■ **What you are asked to do**: Copy out each line featuring the string "González" from the entries beneath.

(Data records)
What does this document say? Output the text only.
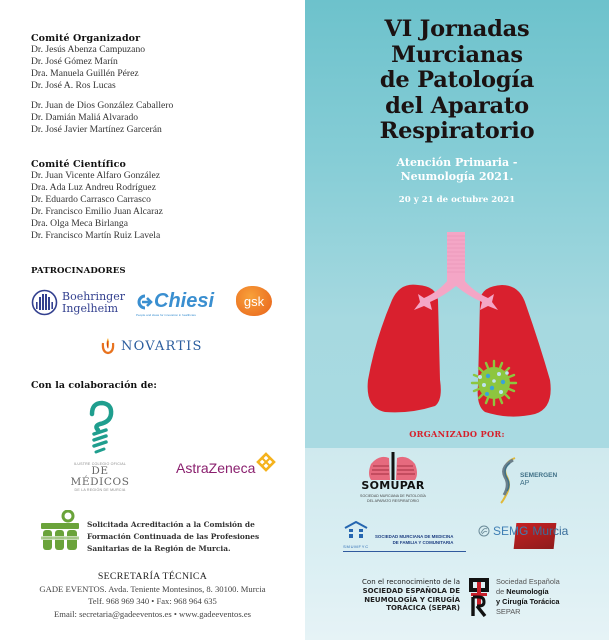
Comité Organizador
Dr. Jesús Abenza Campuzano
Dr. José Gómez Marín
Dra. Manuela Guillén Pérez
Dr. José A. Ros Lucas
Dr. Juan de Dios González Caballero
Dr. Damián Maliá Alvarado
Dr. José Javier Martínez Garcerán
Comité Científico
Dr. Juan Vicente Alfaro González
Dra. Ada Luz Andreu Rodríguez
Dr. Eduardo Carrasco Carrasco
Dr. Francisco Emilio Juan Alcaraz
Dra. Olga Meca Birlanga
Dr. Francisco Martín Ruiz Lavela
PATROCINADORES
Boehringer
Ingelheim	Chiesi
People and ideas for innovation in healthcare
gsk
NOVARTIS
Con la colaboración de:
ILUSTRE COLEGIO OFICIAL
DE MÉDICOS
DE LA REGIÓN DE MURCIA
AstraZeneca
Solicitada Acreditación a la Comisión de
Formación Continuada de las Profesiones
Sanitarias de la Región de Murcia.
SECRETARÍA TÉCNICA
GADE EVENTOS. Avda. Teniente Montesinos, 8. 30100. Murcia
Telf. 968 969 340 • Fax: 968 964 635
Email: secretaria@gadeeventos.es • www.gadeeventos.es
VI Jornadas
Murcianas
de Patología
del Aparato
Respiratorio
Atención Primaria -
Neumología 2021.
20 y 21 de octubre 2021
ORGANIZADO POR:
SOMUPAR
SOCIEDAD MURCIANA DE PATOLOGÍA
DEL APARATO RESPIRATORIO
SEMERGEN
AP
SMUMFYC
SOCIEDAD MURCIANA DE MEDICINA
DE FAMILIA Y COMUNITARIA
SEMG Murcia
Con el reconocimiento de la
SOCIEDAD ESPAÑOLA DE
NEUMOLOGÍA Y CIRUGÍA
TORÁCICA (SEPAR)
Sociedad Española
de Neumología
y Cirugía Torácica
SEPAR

■ **Exercise answer**:
Dr. Juan de Dios González Caballero
Dr. Juan Vicente Alfaro González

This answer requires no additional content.